### Provided records:
--- start ---
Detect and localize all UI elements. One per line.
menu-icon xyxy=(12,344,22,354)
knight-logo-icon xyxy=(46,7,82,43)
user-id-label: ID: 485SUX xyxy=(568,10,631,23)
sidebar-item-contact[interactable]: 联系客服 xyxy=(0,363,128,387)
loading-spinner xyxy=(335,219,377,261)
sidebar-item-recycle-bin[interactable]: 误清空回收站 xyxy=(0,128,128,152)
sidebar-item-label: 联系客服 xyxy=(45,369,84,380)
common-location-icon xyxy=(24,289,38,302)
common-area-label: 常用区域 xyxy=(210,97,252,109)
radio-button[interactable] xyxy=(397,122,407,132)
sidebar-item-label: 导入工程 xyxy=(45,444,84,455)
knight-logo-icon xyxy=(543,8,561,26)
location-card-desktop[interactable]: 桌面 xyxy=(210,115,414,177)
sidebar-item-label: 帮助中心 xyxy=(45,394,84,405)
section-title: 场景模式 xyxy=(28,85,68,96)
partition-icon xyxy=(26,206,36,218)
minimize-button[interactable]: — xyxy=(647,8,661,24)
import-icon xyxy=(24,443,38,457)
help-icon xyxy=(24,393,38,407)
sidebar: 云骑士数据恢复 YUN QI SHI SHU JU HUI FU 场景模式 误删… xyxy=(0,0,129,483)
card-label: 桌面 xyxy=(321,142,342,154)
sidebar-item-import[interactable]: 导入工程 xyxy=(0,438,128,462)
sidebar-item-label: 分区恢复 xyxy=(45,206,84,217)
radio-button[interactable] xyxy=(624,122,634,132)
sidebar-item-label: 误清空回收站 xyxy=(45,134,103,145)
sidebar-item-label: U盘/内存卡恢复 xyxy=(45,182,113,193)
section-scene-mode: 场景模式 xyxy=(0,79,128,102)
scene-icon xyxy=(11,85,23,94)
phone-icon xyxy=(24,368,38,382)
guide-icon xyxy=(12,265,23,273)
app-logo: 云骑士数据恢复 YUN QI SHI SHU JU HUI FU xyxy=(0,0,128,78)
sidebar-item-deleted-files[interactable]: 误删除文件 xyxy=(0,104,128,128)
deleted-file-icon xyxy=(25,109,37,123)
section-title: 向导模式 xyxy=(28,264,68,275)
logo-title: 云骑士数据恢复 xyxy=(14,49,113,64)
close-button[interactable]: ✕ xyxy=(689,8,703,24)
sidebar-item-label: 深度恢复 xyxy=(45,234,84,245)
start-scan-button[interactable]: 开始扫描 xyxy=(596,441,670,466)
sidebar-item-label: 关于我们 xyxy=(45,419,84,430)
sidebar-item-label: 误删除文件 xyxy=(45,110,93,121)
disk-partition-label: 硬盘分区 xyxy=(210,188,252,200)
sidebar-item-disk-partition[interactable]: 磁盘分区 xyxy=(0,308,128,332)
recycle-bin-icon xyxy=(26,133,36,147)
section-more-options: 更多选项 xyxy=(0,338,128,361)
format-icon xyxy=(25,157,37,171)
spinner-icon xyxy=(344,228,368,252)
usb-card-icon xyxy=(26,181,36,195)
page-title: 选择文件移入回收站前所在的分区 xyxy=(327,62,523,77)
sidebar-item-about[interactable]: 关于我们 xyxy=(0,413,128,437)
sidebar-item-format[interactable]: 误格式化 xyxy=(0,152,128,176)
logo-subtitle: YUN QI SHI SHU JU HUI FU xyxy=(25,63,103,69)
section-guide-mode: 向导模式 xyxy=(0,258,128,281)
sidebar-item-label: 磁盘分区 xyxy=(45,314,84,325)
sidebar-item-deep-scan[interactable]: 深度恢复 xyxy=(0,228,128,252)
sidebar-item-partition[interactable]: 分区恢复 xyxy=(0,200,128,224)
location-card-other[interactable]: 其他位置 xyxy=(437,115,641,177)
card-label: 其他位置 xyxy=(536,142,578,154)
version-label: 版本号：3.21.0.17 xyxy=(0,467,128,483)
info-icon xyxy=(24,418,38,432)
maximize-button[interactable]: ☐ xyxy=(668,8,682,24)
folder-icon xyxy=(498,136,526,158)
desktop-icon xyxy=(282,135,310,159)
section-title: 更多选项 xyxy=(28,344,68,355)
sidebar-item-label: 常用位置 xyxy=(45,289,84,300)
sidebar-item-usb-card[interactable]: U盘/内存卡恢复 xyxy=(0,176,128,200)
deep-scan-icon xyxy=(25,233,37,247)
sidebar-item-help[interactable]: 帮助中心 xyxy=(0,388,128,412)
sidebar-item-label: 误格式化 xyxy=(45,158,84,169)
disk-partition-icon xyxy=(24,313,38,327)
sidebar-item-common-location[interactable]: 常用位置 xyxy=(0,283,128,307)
--- end ---
### Brief:
Can you output the records from the first line through the line containing "sidebar: 云骑士数据恢复 YUN", both included, as a Markdown table with the columns "n" for the row number and "Line" for the line itself, leaving out any blank lines?

### Finished answer:
| n | Line |
|---|---|
| 1 | Detect and localize all UI elements. One per line. |
| 2 | menu-icon xyxy=(12,344,22,354) |
| 3 | knight-logo-icon xyxy=(46,7,82,43) |
| 4 | user-id-label: ID: 485SUX xyxy=(568,10,631,23) |
| 5 | sidebar-item-contact[interactable]: 联系客服 xyxy=(0,363,128,387) |
| 6 | loading-spinner xyxy=(335,219,377,261) |
| 7 | sidebar-item-recycle-bin[interactable]: 误清空回收站 xyxy=(0,128,128,152) |
| 8 | sidebar-item-label: 联系客服 xyxy=(45,369,84,380) |
| 9 | common-location-icon xyxy=(24,289,38,302) |
| 10 | common-area-label: 常用区域 xyxy=(210,97,252,109) |
| 11 | radio-button[interactable] xyxy=(397,122,407,132) |
| 12 | sidebar-item-label: 导入工程 xyxy=(45,444,84,455) |
| 13 | knight-logo-icon xyxy=(543,8,561,26) |
| 14 | location-card-desktop[interactable]: 桌面 xyxy=(210,115,414,177) |
| 15 | sidebar-item-label: 帮助中心 xyxy=(45,394,84,405) |
| 16 | section-title: 场景模式 xyxy=(28,85,68,96) |
| 17 | partition-icon xyxy=(26,206,36,218) |
| 18 | minimize-button[interactable]: — xyxy=(647,8,661,24) |
| 19 | import-icon xyxy=(24,443,38,457) |
| 20 | help-icon xyxy=(24,393,38,407) |
| 21 | sidebar: 云骑士数据恢复 YUN QI SHI SHU JU HUI FU 场景模式 误删… xyxy=(0,0,129,483) |